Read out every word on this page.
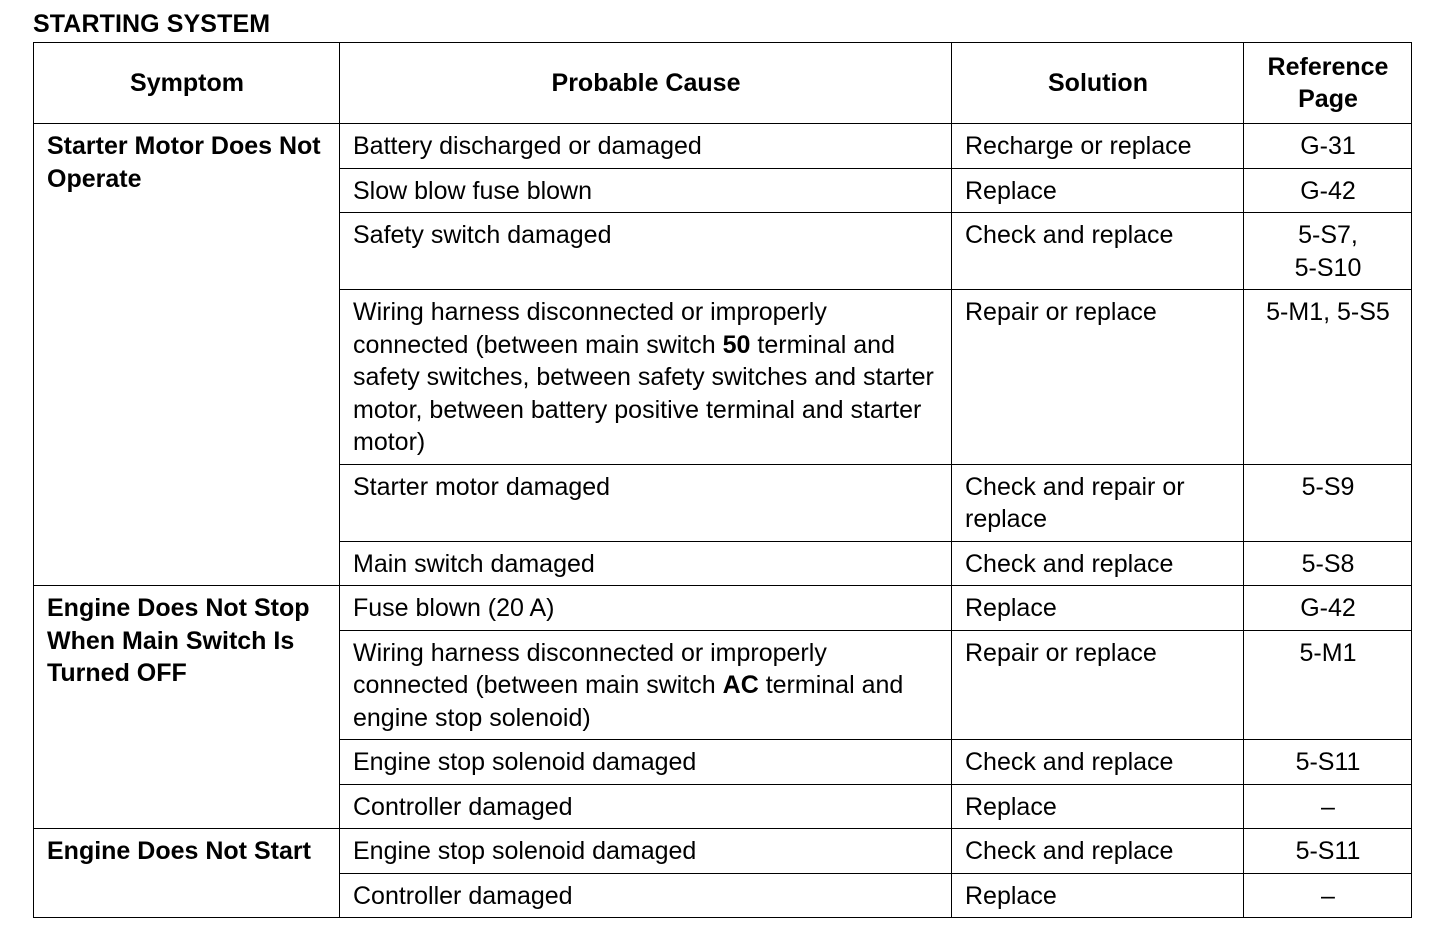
STARTING SYSTEM
Symptom	Probable Cause	Solution	Reference
Page

Starter Motor Does Not Operate	Battery discharged or damaged	Recharge or replace	G-31

	Slow blow fuse blown	Replace	G-42

	Safety switch damaged	Check and replace	5-S7,
5-S10

	Wiring harness disconnected or improperly connected (between main switch 50 terminal and safety switches, between safety switches and starter motor, between battery positive terminal and starter motor)	Repair or replace	5-M1, 5-S5

	Starter motor damaged	Check and repair or replace	5-S9

	Main switch damaged	Check and replace	5-S8

Engine Does Not Stop When Main Switch Is Turned OFF	Fuse blown (20 A)	Replace	G-42

	Wiring harness disconnected or improperly connected (between main switch AC terminal and engine stop solenoid)	Repair or replace	5-M1

	Engine stop solenoid damaged	Check and replace	5-S11

	Controller damaged	Replace	–

Engine Does Not Start	Engine stop solenoid damaged	Check and replace	5-S11

	Controller damaged	Replace	–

---

TASK TO CARRY OUT – From the entries above, extract each line containing "disconnected".

RIGHT ANSWER –
	Wiring harness disconnected or improperly connected (between main switch 50 terminal and safety switches, between safety switches and starter motor, between battery positive terminal and starter motor)	Repair or replace	5-M1, 5-S5
	Wiring harness disconnected or improperly connected (between main switch AC terminal and engine stop solenoid)	Repair or replace	5-M1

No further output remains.